#### Brief
Below is a block of records; return all of them exactly, but without the images.

#### Records shown
+++++

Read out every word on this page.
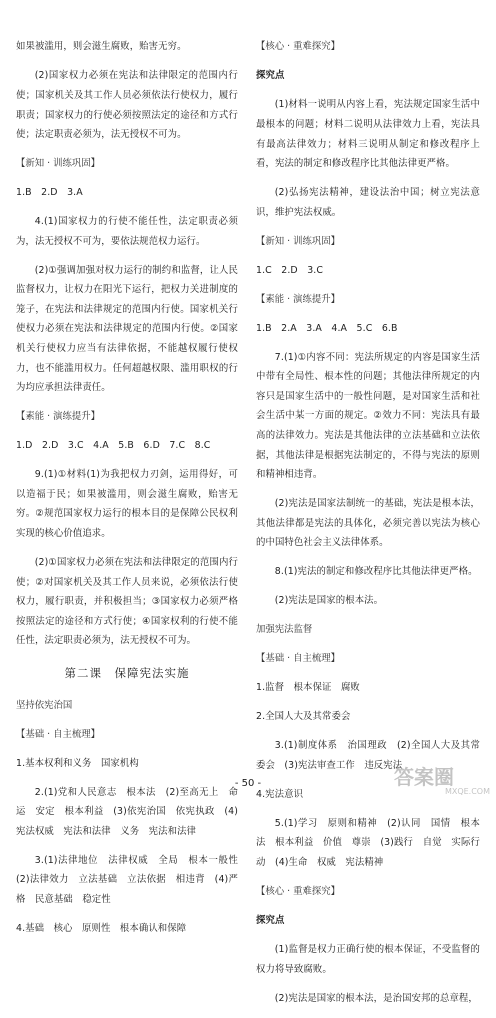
如果被滥用，则会滋生腐败，贻害无穷。

(2)国家权力必须在宪法和法律限定的范围内行使；国家机关及其工作人员必须依法行使权力，履行职责；国家权力的行使必须按照法定的途径和方式行使；法定职责必须为，法无授权不可为。

【新知 · 训练巩固】

1.B　2.D　3.A

4.(1)国家权力的行使不能任性，法定职责必须为，法无授权不可为，要依法规范权力运行。

(2)①强调加强对权力运行的制约和监督，让人民监督权力，让权力在阳光下运行，把权力关进制度的笼子，在宪法和法律规定的范围内行使。国家机关行使权力必须在宪法和法律规定的范围内行使。②国家机关行使权力应当有法律依据，不能越权履行使权力，也不能滥用权力。任何超越权限、滥用职权的行为均应承担法律责任。

【素能 · 演练提升】

1.D　2.D　3.C　4.A　5.B　6.D　7.C　8.C

9.(1)①材料(1)为我把权力刃剑，运用得好，可以造福于民；如果被滥用，则会滋生腐败，贻害无穷。②规范国家权力运行的根本目的是保障公民权利实现的核心价值追求。

(2)①国家权力必须在宪法和法律限定的范围内行使；②对国家机关及其工作人员来说，必须依法行使权力，履行职责，并积极担当；③国家权力必须严格按照法定的途径和方式行使；④国家权利的行使不能任性，法定职责必须为，法无授权不可为。

第二课　保障宪法实施

坚持依宪治国

【基础 · 自主梳理】

1.基本权利和义务　国家机构

2.(1)党和人民意志　根本法　(2)至高无上　命运　安定　根本利益　(3)依宪治国　依宪执政　(4)宪法权威　宪法和法律　义务　宪法和法律

3.(1)法律地位　法律权威　全局　根本一般性　(2)法律效力　立法基础　立法依据　相违背　(4)严格　民意基础　稳定性

4.基础　核心　原则性　根本确认和保障

【核心 · 重难探究】

探究点

(1)材料一说明从内容上看，宪法规定国家生活中最根本的问题；材料二说明从法律效力上看，宪法具有最高法律效力；材料三说明从制定和修改程序上看，宪法的制定和修改程序比其他法律更严格。

(2)弘扬宪法精神，建设法治中国；树立宪法意识，维护宪法权威。

【新知 · 训练巩固】

1.C　2.D　3.C

【素能 · 演练提升】

1.B　2.A　3.A　4.A　5.C　6.B

7.(1)①内容不同：宪法所规定的内容是国家生活中带有全局性、根本性的问题；其他法律所规定的内容只是国家生活中的一般性问题，是对国家生活和社会生活中某一方面的规定。②效力不同：宪法具有最高的法律效力。宪法是其他法律的立法基础和立法依据，其他法律是根据宪法制定的，不得与宪法的原则和精神相违背。

(2)宪法是国家法制统一的基础，宪法是根本法，其他法律都是宪法的具体化，必须完善以宪法为核心的中国特色社会主义法律体系。

8.(1)宪法的制定和修改程序比其他法律更严格。

(2)宪法是国家的根本法。

加强宪法监督

【基础 · 自主梳理】

1.监督　根本保证　腐败

2.全国人大及其常委会

3.(1)制度体系　治国理政　(2)全国人大及其常委会　(3)宪法审查工作　违反宪法

4.宪法意识

5.(1)学习　原则和精神　(2)认同　国情　根本法　根本利益　价值　尊崇　(3)践行　自觉　实际行动　(4)生命　权威　宪法精神

【核心 · 重难探究】

探究点

(1)监督是权力正确行使的根本保证，不受监督的权力将导致腐败。

(2)宪法是国家的根本法，是治国安邦的总章程，

- 50 -	答案圈
MXQE.COM
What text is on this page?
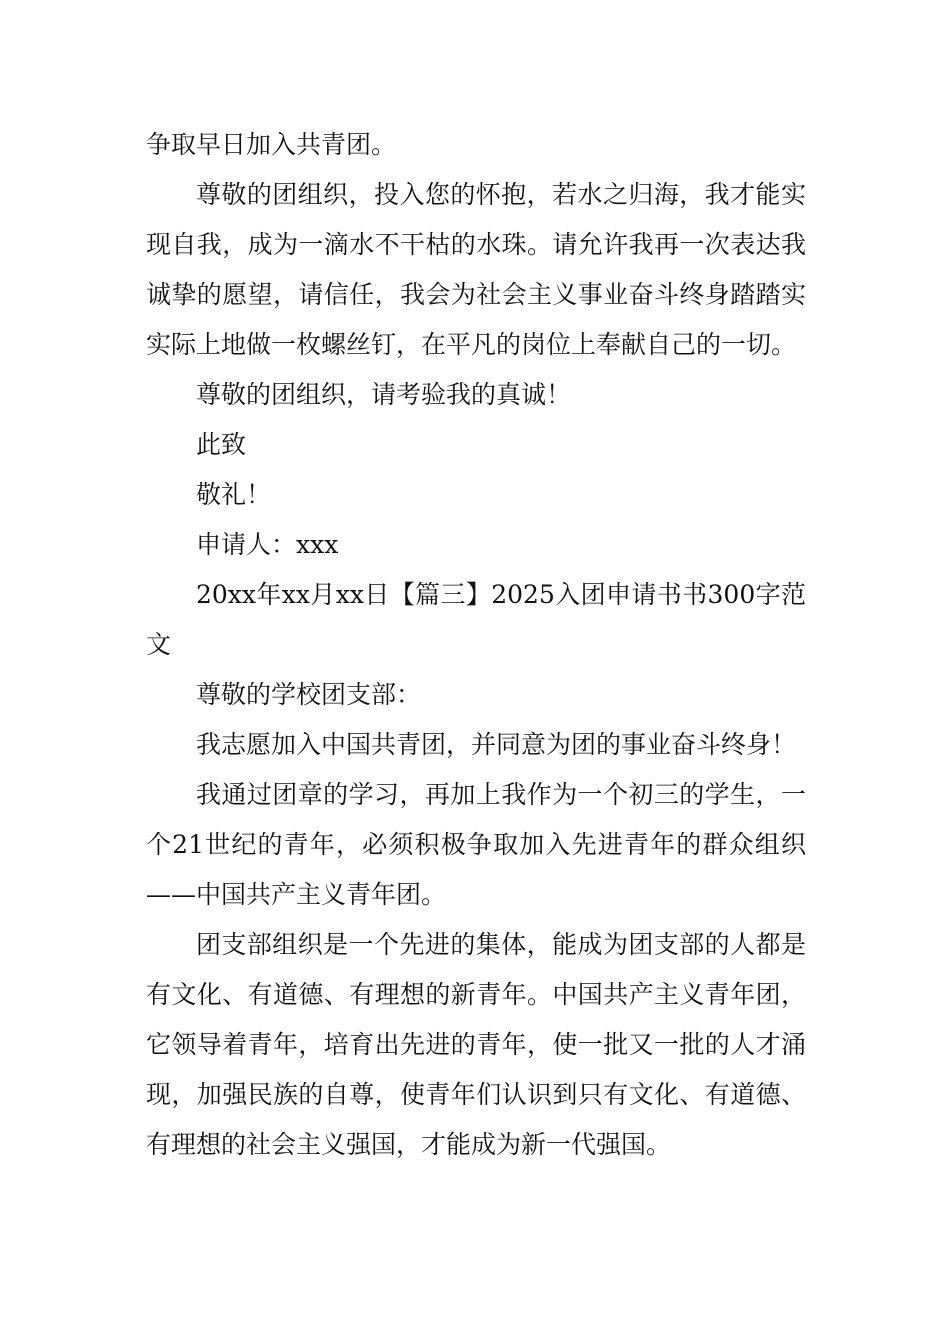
争取早日加入共青团。

尊敬的团组织，投入您的怀抱，若水之归海，我才能实现自我，成为一滴水不干枯的水珠。请允许我再一次表达我诚挚的愿望，请信任，我会为社会主义事业奋斗终身踏踏实实际上地做一枚螺丝钉，在平凡的岗位上奉献自己的一切。

尊敬的团组织，请考验我的真诚！

此致

敬礼！

申请人：xxx

20xx年xx月xx日【篇三】2025入团申请书书300字范文

尊敬的学校团支部：

我志愿加入中国共青团，并同意为团的事业奋斗终身！

我通过团章的学习，再加上我作为一个初三的学生，一个21世纪的青年，必须积极争取加入先进青年的群众组织——中国共产主义青年团。

团支部组织是一个先进的集体，能成为团支部的人都是有文化、有道德、有理想的新青年。中国共产主义青年团，它领导着青年，培育出先进的青年，使一批又一批的人才涌现，加强民族的自尊，使青年们认识到只有文化、有道德、有理想的社会主义强国，才能成为新一代强国。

+++++

#### Task result
Read out every word on this page.
如果被滥用，则会滋生腐败，贻害无穷。

(2)国家权力必须在宪法和法律限定的范围内行使；国家机关及其工作人员必须依法行使权力，履行职责；国家权力的行使必须按照法定的途径和方式行使；法定职责必须为，法无授权不可为。

【新知 · 训练巩固】

1.B　2.D　3.A

4.(1)国家权力的行使不能任性，法定职责必须为，法无授权不可为，要依法规范权力运行。

(2)①强调加强对权力运行的制约和监督，让人民监督权力，让权力在阳光下运行，把权力关进制度的笼子，在宪法和法律规定的范围内行使。国家机关行使权力必须在宪法和法律规定的范围内行使。②国家机关行使权力应当有法律依据，不能越权履行使权力，也不能滥用权力。任何超越权限、滥用职权的行为均应承担法律责任。

【素能 · 演练提升】

1.D　2.D　3.C　4.A　5.B　6.D　7.C　8.C

9.(1)①材料(1)为我把权力刃剑，运用得好，可以造福于民；如果被滥用，则会滋生腐败，贻害无穷。②规范国家权力运行的根本目的是保障公民权利实现的核心价值追求。

(2)①国家权力必须在宪法和法律限定的范围内行使；②对国家机关及其工作人员来说，必须依法行使权力，履行职责，并积极担当；③国家权力必须严格按照法定的途径和方式行使；④国家权利的行使不能任性，法定职责必须为，法无授权不可为。

第二课　保障宪法实施

坚持依宪治国

【基础 · 自主梳理】

1.基本权利和义务　国家机构

2.(1)党和人民意志　根本法　(2)至高无上　命运　安定　根本利益　(3)依宪治国　依宪执政　(4)宪法权威　宪法和法律　义务　宪法和法律

3.(1)法律地位　法律权威　全局　根本一般性　(2)法律效力　立法基础　立法依据　相违背　(4)严格　民意基础　稳定性

4.基础　核心　原则性　根本确认和保障

【核心 · 重难探究】

探究点

(1)材料一说明从内容上看，宪法规定国家生活中最根本的问题；材料二说明从法律效力上看，宪法具有最高法律效力；材料三说明从制定和修改程序上看，宪法的制定和修改程序比其他法律更严格。

(2)弘扬宪法精神，建设法治中国；树立宪法意识，维护宪法权威。

【新知 · 训练巩固】

1.C　2.D　3.C

【素能 · 演练提升】

1.B　2.A　3.A　4.A　5.C　6.B

7.(1)①内容不同：宪法所规定的内容是国家生活中带有全局性、根本性的问题；其他法律所规定的内容只是国家生活中的一般性问题，是对国家生活和社会生活中某一方面的规定。②效力不同：宪法具有最高的法律效力。宪法是其他法律的立法基础和立法依据，其他法律是根据宪法制定的，不得与宪法的原则和精神相违背。

(2)宪法是国家法制统一的基础，宪法是根本法，其他法律都是宪法的具体化，必须完善以宪法为核心的中国特色社会主义法律体系。

8.(1)宪法的制定和修改程序比其他法律更严格。

(2)宪法是国家的根本法。

加强宪法监督

【基础 · 自主梳理】

1.监督　根本保证　腐败

2.全国人大及其常委会

3.(1)制度体系　治国理政　(2)全国人大及其常委会　(3)宪法审查工作　违反宪法

4.宪法意识

5.(1)学习　原则和精神　(2)认同　国情　根本法　根本利益　价值　尊崇　(3)践行　自觉　实际行动　(4)生命　权威　宪法精神

【核心 · 重难探究】

探究点

(1)监督是权力正确行使的根本保证，不受监督的权力将导致腐败。

(2)宪法是国家的根本法，是治国安邦的总章程，

- 50 -	答案圈
MXQE.COM
What text is on this page?
争取早日加入共青团。

尊敬的团组织，投入您的怀抱，若水之归海，我才能实现自我，成为一滴水不干枯的水珠。请允许我再一次表达我诚挚的愿望，请信任，我会为社会主义事业奋斗终身踏踏实实际上地做一枚螺丝钉，在平凡的岗位上奉献自己的一切。

尊敬的团组织，请考验我的真诚！

此致

敬礼！

申请人：xxx

20xx年xx月xx日【篇三】2025入团申请书书300字范文

尊敬的学校团支部：

我志愿加入中国共青团，并同意为团的事业奋斗终身！

我通过团章的学习，再加上我作为一个初三的学生，一个21世纪的青年，必须积极争取加入先进青年的群众组织——中国共产主义青年团。

团支部组织是一个先进的集体，能成为团支部的人都是有文化、有道德、有理想的新青年。中国共产主义青年团，它领导着青年，培育出先进的青年，使一批又一批的人才涌现，加强民族的自尊，使青年们认识到只有文化、有道德、有理想的社会主义强国，才能成为新一代强国。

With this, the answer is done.